Dataset records
================================
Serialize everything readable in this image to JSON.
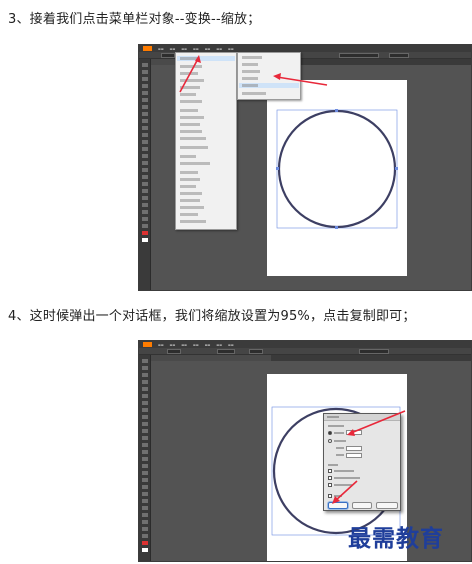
{
  "steps": [
    {
      "text": "3、接着我们点击菜单栏对象--变换--缩放；"
    },
    {
      "text": "4、这时候弹出一个对话框，我们将缩放设置为95%，点击复制即可；"
    }
  ],
  "watermark": "最需教育",
  "colors": {
    "workspace": "#535353",
    "panel": "#3a3a3a",
    "circle_stroke": "#3d3f63",
    "selection": "#6c8be0",
    "arrow": "#e8283a",
    "watermark": "#1f3e9a"
  }
}
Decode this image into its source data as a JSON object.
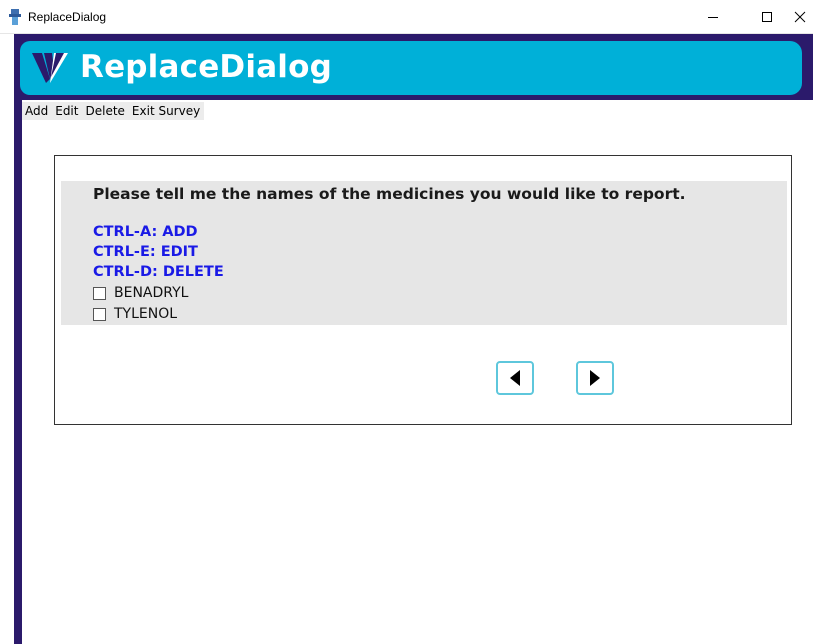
{
  "window": {
    "title": "ReplaceDialog"
  },
  "banner": {
    "title": "ReplaceDialog",
    "color": "#00b0d8",
    "frame_color": "#2b1a6b"
  },
  "menu": {
    "items": [
      "Add",
      "Edit",
      "Delete",
      "Exit Survey"
    ]
  },
  "question": {
    "text": "Please tell me the names of the medicines you would like to report.",
    "shortcuts": {
      "add": "CTRL-A: ADD",
      "edit": "CTRL-E: EDIT",
      "delete": "CTRL-D: DELETE"
    },
    "options": [
      {
        "label": "BENADRYL",
        "checked": false
      },
      {
        "label": "TYLENOL",
        "checked": false
      }
    ]
  },
  "navigation": {
    "prev_icon": "triangle-left-icon",
    "next_icon": "triangle-right-icon"
  }
}
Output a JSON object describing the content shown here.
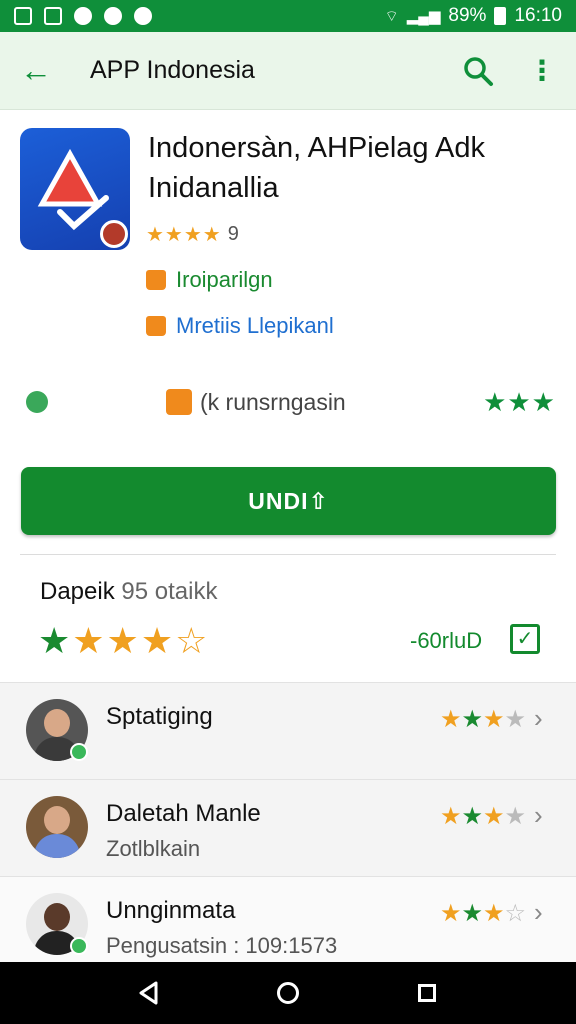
{
  "status_bar": {
    "battery": "89%",
    "time": "16:10",
    "icons": [
      "notification-icon",
      "notification-icon",
      "notification-icon",
      "notification-icon",
      "notification-icon",
      "wifi-icon",
      "signal-icon",
      "battery-icon"
    ]
  },
  "app_bar": {
    "back_icon": "arrow-back-icon",
    "title": "APP Indonesia",
    "search_icon": "search-icon",
    "more_icon": "more-vert-icon"
  },
  "app": {
    "name_line1": "Indonersàn, AHPielag Adk",
    "name_line2": "Inidanallia",
    "rating_stars": "★★★★",
    "rating_value": "9",
    "meta1": "Iroiparilgn",
    "meta2": "Mretiis Llepikanl",
    "info_text": "(k runsrngasin",
    "info_rating": "★★★"
  },
  "install_button": "UNDI⇧",
  "ratings_summary": {
    "label": "Dapeik",
    "count_text": "95 otaikk",
    "stars": "★★★★☆",
    "total": "-60rluD"
  },
  "reviews": [
    {
      "name": "Sptatiging",
      "subtitle": "",
      "stars_full": "★★★",
      "stars_empty": "★"
    },
    {
      "name": "Daletah Manle",
      "subtitle": "Zotlblkain",
      "stars_full": "★★★",
      "stars_empty": "★"
    },
    {
      "name": "Unnginmata",
      "subtitle": "Pengusatsin : 109:1573",
      "stars_full": "★★★",
      "stars_empty": "☆"
    }
  ],
  "colors": {
    "primary": "#138a2e",
    "appbar_bg": "#eaf6ea",
    "star": "#f0a020",
    "icon_bg": "#1c5fd8"
  }
}
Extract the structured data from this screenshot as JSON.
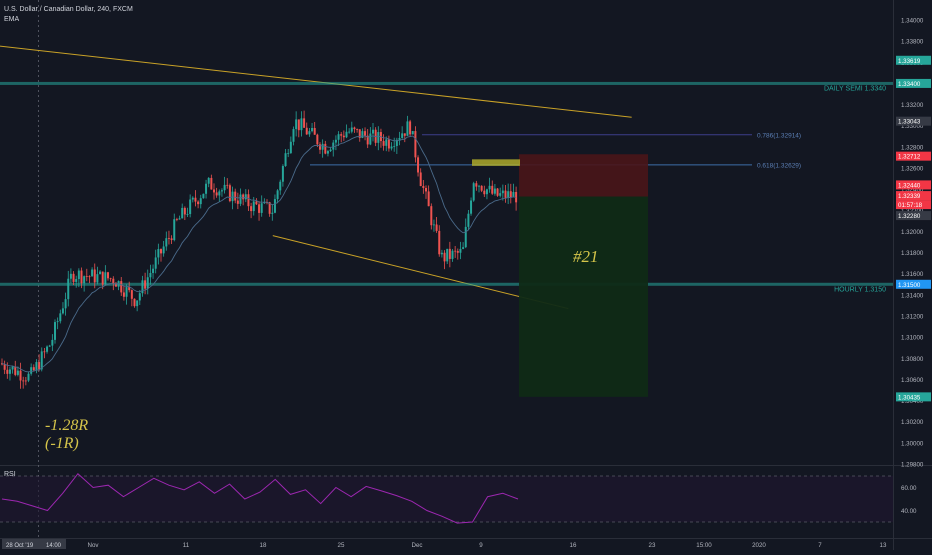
{
  "header": {
    "symbol_title": "U.S. Dollar / Canadian Dollar, 240, FXCM",
    "indicator_label": "EMA"
  },
  "rsi_panel": {
    "label": "RSI",
    "ticks": [
      "60.00",
      "40.00"
    ]
  },
  "chart_data": [
    {
      "type": "candlestick",
      "title": "U.S. Dollar / Canadian Dollar, 240, FXCM",
      "interval": "240",
      "y_axis": {
        "position": "right",
        "range": [
          1.2986,
          1.3429
        ],
        "ticks": [
          "1.34000",
          "1.33800",
          "1.33600",
          "1.33400",
          "1.33200",
          "1.33000",
          "1.32800",
          "1.32600",
          "1.32400",
          "1.32200",
          "1.32000",
          "1.31800",
          "1.31600",
          "1.31400",
          "1.31200",
          "1.31000",
          "1.30800",
          "1.30600",
          "1.30400",
          "1.30200",
          "1.30000",
          "1.29800"
        ]
      },
      "x_axis": {
        "ticks": [
          "Nov",
          "11",
          "18",
          "25",
          "Dec",
          "9",
          "16",
          "23",
          "15:00",
          "2020",
          "7",
          "13"
        ],
        "crosshair_labels": [
          "28 Oct '19",
          "14:00"
        ]
      },
      "price_labels": [
        {
          "text": "1.33619",
          "value": 1.33619,
          "color": "#26a69a"
        },
        {
          "text": "1.33400",
          "value": 1.334,
          "color": "#26a69a"
        },
        {
          "text": "1.33043",
          "value": 1.33043,
          "color": "#363a45"
        },
        {
          "text": "1.32712",
          "value": 1.32712,
          "color": "#f23645"
        },
        {
          "text": "1.32440",
          "value": 1.3244,
          "color": "#f23645"
        },
        {
          "text": "1.32339",
          "value": 1.32339,
          "color": "#f23645"
        },
        {
          "text": "01:57:18",
          "value": 1.32254,
          "color": "#f23645"
        },
        {
          "text": "1.32280",
          "value": 1.3215,
          "color": "#363a45"
        },
        {
          "text": "1.31500",
          "value": 1.315,
          "color": "#2196f3"
        },
        {
          "text": "1.30435",
          "value": 1.30435,
          "color": "#26a69a"
        }
      ],
      "horizontal_levels": [
        {
          "label": "DAILY SEMI 1.3340",
          "value": 1.334,
          "color": "#26a69a"
        },
        {
          "label": "HOURLY 1.3150",
          "value": 1.315,
          "color": "#26a69a"
        }
      ],
      "fib_levels": [
        {
          "label": "0.786(1.32914)",
          "value": 1.32914
        },
        {
          "label": "0.618(1.32629)",
          "value": 1.32629
        }
      ],
      "annotations": [
        "-1.28R",
        "(-1R)",
        "#21"
      ],
      "trade_box": {
        "entry": 1.3233,
        "stop": 1.3273,
        "target": 1.30435,
        "entry_zone_top": 1.32682,
        "entry_zone_bottom": 1.3262
      },
      "trendlines": [
        {
          "from": [
            "Oct 21",
            1.338
          ],
          "to": [
            "Dec 24",
            1.3308
          ]
        },
        {
          "from": [
            "Nov 20",
            1.3196
          ],
          "to": [
            "Dec 18",
            1.3127
          ]
        }
      ],
      "candles_note": "~4h candles from late Oct 2019 to mid Dec 2019; series below approximates closes read from the chart",
      "closes_key_points": [
        [
          "Oct 22",
          1.309
        ],
        [
          "Oct 28",
          1.3062
        ],
        [
          "Oct 30",
          1.3095
        ],
        [
          "Nov 1",
          1.316
        ],
        [
          "Nov 5",
          1.3155
        ],
        [
          "Nov 7",
          1.3135
        ],
        [
          "Nov 11",
          1.321
        ],
        [
          "Nov 14",
          1.3245
        ],
        [
          "Nov 18",
          1.3225
        ],
        [
          "Nov 20",
          1.322
        ],
        [
          "Nov 22",
          1.3305
        ],
        [
          "Nov 25",
          1.328
        ],
        [
          "Nov 27",
          1.3295
        ],
        [
          "Dec 1",
          1.3285
        ],
        [
          "Dec 3",
          1.33
        ],
        [
          "Dec 4",
          1.325
        ],
        [
          "Dec 6",
          1.3175
        ],
        [
          "Dec 8",
          1.318
        ],
        [
          "Dec 9",
          1.325
        ],
        [
          "Dec 11",
          1.3234
        ]
      ]
    },
    {
      "type": "line",
      "title": "RSI",
      "y_axis": {
        "ticks": [
          "60.00",
          "40.00"
        ],
        "upper_band": 70,
        "lower_band": 30
      },
      "series": [
        {
          "name": "RSI",
          "color": "#9c27b0",
          "values": [
            50,
            48,
            44,
            40,
            55,
            72,
            60,
            62,
            52,
            60,
            68,
            62,
            58,
            65,
            55,
            63,
            50,
            56,
            67,
            54,
            58,
            46,
            60,
            52,
            61,
            57,
            53,
            48,
            40,
            35,
            29,
            30,
            52,
            55,
            50
          ]
        }
      ]
    }
  ]
}
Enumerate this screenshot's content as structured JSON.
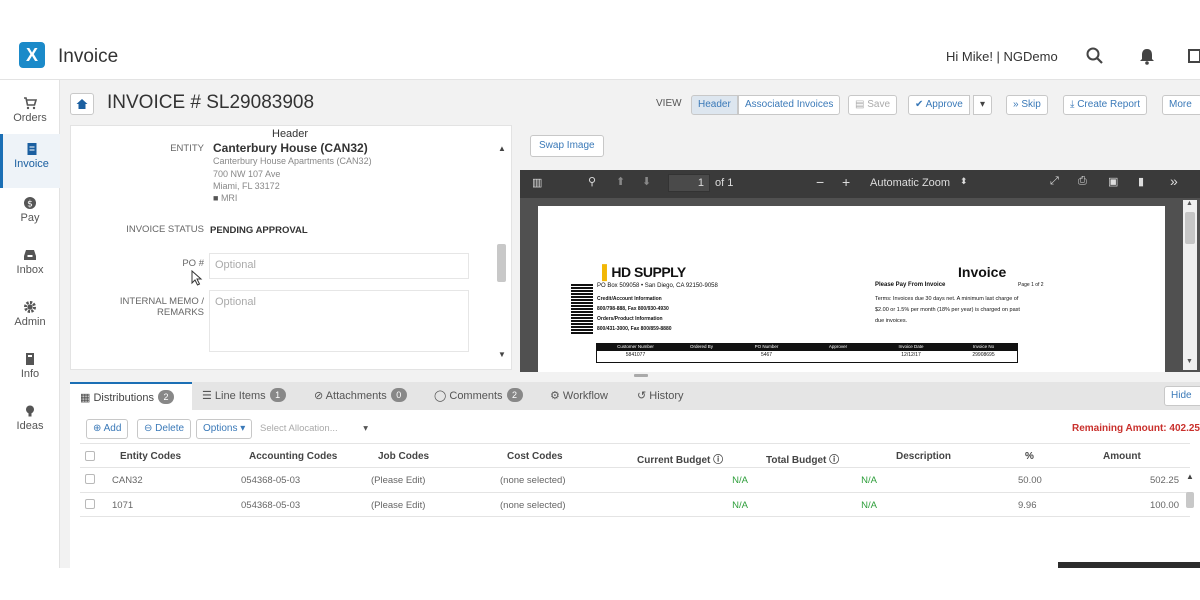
================================
From the material above, copy everything exactly but the pictures.

● Exercise answer
Serialize everything readable in this image to JSON.
{
  "steps": [
    {
      "text": "3、接着我们点击菜单栏对象--变换--缩放；"
    },
    {
      "text": "4、这时候弹出一个对话框，我们将缩放设置为95%，点击复制即可；"
    }
  ],
  "watermark": "最需教育",
  "colors": {
    "workspace": "#535353",
    "panel": "#3a3a3a",
    "circle_stroke": "#3d3f63",
    "selection": "#6c8be0",
    "arrow": "#e8283a",
    "watermark": "#1f3e9a"
  }
}
Decode this image into its source data as a JSON object.
{
  "window": {
    "title": "ReplaceDialog"
  },
  "banner": {
    "title": "ReplaceDialog",
    "color": "#00b0d8",
    "frame_color": "#2b1a6b"
  },
  "menu": {
    "items": [
      "Add",
      "Edit",
      "Delete",
      "Exit Survey"
    ]
  },
  "question": {
    "text": "Please tell me the names of the medicines you would like to report.",
    "shortcuts": {
      "add": "CTRL-A: ADD",
      "edit": "CTRL-E: EDIT",
      "delete": "CTRL-D: DELETE"
    },
    "options": [
      {
        "label": "BENADRYL",
        "checked": false
      },
      {
        "label": "TYLENOL",
        "checked": false
      }
    ]
  },
  "navigation": {
    "prev_icon": "triangle-left-icon",
    "next_icon": "triangle-right-icon"
  }
}
Output a JSON object describing the content shown here.
{
  "status_bar": {
    "battery": "89%",
    "time": "16:10",
    "icons": [
      "notification-icon",
      "notification-icon",
      "notification-icon",
      "notification-icon",
      "notification-icon",
      "wifi-icon",
      "signal-icon",
      "battery-icon"
    ]
  },
  "app_bar": {
    "back_icon": "arrow-back-icon",
    "title": "APP Indonesia",
    "search_icon": "search-icon",
    "more_icon": "more-vert-icon"
  },
  "app": {
    "name_line1": "Indonersàn, AHPielag Adk",
    "name_line2": "Inidanallia",
    "rating_stars": "★★★★",
    "rating_value": "9",
    "meta1": "Iroiparilgn",
    "meta2": "Mretiis Llepikanl",
    "info_text": "(k runsrngasin",
    "info_rating": "★★★"
  },
  "install_button": "UNDI⇧",
  "ratings_summary": {
    "label": "Dapeik",
    "count_text": "95 otaikk",
    "stars": "★★★★☆",
    "total": "-60rluD"
  },
  "reviews": [
    {
      "name": "Sptatiging",
      "subtitle": "",
      "stars_full": "★★★",
      "stars_empty": "★"
    },
    {
      "name": "Daletah Manle",
      "subtitle": "Zotlblkain",
      "stars_full": "★★★",
      "stars_empty": "★"
    },
    {
      "name": "Unnginmata",
      "subtitle": "Pengusatsin : 109:1573",
      "stars_full": "★★★",
      "stars_empty": "☆"
    }
  ],
  "colors": {
    "primary": "#138a2e",
    "appbar_bg": "#eaf6ea",
    "star": "#f0a020",
    "icon_bg": "#1c5fd8"
  }
}
Extract the structured data from this screenshot as JSON.
{
  "header": {
    "symbol_title": "U.S. Dollar / Canadian Dollar, 240, FXCM",
    "indicator_label": "EMA"
  },
  "rsi_panel": {
    "label": "RSI",
    "ticks": [
      "60.00",
      "40.00"
    ]
  },
  "chart_data": [
    {
      "type": "candlestick",
      "title": "U.S. Dollar / Canadian Dollar, 240, FXCM",
      "interval": "240",
      "y_axis": {
        "position": "right",
        "range": [
          1.2986,
          1.3429
        ],
        "ticks": [
          "1.34000",
          "1.33800",
          "1.33600",
          "1.33400",
          "1.33200",
          "1.33000",
          "1.32800",
          "1.32600",
          "1.32400",
          "1.32200",
          "1.32000",
          "1.31800",
          "1.31600",
          "1.31400",
          "1.31200",
          "1.31000",
          "1.30800",
          "1.30600",
          "1.30400",
          "1.30200",
          "1.30000",
          "1.29800"
        ]
      },
      "x_axis": {
        "ticks": [
          "Nov",
          "11",
          "18",
          "25",
          "Dec",
          "9",
          "16",
          "23",
          "15:00",
          "2020",
          "7",
          "13"
        ],
        "crosshair_labels": [
          "28 Oct '19",
          "14:00"
        ]
      },
      "price_labels": [
        {
          "text": "1.33619",
          "value": 1.33619,
          "color": "#26a69a"
        },
        {
          "text": "1.33400",
          "value": 1.334,
          "color": "#26a69a"
        },
        {
          "text": "1.33043",
          "value": 1.33043,
          "color": "#363a45"
        },
        {
          "text": "1.32712",
          "value": 1.32712,
          "color": "#f23645"
        },
        {
          "text": "1.32440",
          "value": 1.3244,
          "color": "#f23645"
        },
        {
          "text": "1.32339",
          "value": 1.32339,
          "color": "#f23645"
        },
        {
          "text": "01:57:18",
          "value": 1.32254,
          "color": "#f23645"
        },
        {
          "text": "1.32280",
          "value": 1.3215,
          "color": "#363a45"
        },
        {
          "text": "1.31500",
          "value": 1.315,
          "color": "#2196f3"
        },
        {
          "text": "1.30435",
          "value": 1.30435,
          "color": "#26a69a"
        }
      ],
      "horizontal_levels": [
        {
          "label": "DAILY SEMI 1.3340",
          "value": 1.334,
          "color": "#26a69a"
        },
        {
          "label": "HOURLY 1.3150",
          "value": 1.315,
          "color": "#26a69a"
        }
      ],
      "fib_levels": [
        {
          "label": "0.786(1.32914)",
          "value": 1.32914
        },
        {
          "label": "0.618(1.32629)",
          "value": 1.32629
        }
      ],
      "annotations": [
        "-1.28R",
        "(-1R)",
        "#21"
      ],
      "trade_box": {
        "entry": 1.3233,
        "stop": 1.3273,
        "target": 1.30435,
        "entry_zone_top": 1.32682,
        "entry_zone_bottom": 1.3262
      },
      "trendlines": [
        {
          "from": [
            "Oct 21",
            1.338
          ],
          "to": [
            "Dec 24",
            1.3308
          ]
        },
        {
          "from": [
            "Nov 20",
            1.3196
          ],
          "to": [
            "Dec 18",
            1.3127
          ]
        }
      ],
      "candles_note": "~4h candles from late Oct 2019 to mid Dec 2019; series below approximates closes read from the chart",
      "closes_key_points": [
        [
          "Oct 22",
          1.309
        ],
        [
          "Oct 28",
          1.3062
        ],
        [
          "Oct 30",
          1.3095
        ],
        [
          "Nov 1",
          1.316
        ],
        [
          "Nov 5",
          1.3155
        ],
        [
          "Nov 7",
          1.3135
        ],
        [
          "Nov 11",
          1.321
        ],
        [
          "Nov 14",
          1.3245
        ],
        [
          "Nov 18",
          1.3225
        ],
        [
          "Nov 20",
          1.322
        ],
        [
          "Nov 22",
          1.3305
        ],
        [
          "Nov 25",
          1.328
        ],
        [
          "Nov 27",
          1.3295
        ],
        [
          "Dec 1",
          1.3285
        ],
        [
          "Dec 3",
          1.33
        ],
        [
          "Dec 4",
          1.325
        ],
        [
          "Dec 6",
          1.3175
        ],
        [
          "Dec 8",
          1.318
        ],
        [
          "Dec 9",
          1.325
        ],
        [
          "Dec 11",
          1.3234
        ]
      ]
    },
    {
      "type": "line",
      "title": "RSI",
      "y_axis": {
        "ticks": [
          "60.00",
          "40.00"
        ],
        "upper_band": 70,
        "lower_band": 30
      },
      "series": [
        {
          "name": "RSI",
          "color": "#9c27b0",
          "values": [
            50,
            48,
            44,
            40,
            55,
            72,
            60,
            62,
            52,
            60,
            68,
            62,
            58,
            65,
            55,
            63,
            50,
            56,
            67,
            54,
            58,
            46,
            60,
            52,
            61,
            57,
            53,
            48,
            40,
            35,
            29,
            30,
            52,
            55,
            50
          ]
        }
      ]
    }
  ]
}
Enumerate this screenshot's content as structured JSON.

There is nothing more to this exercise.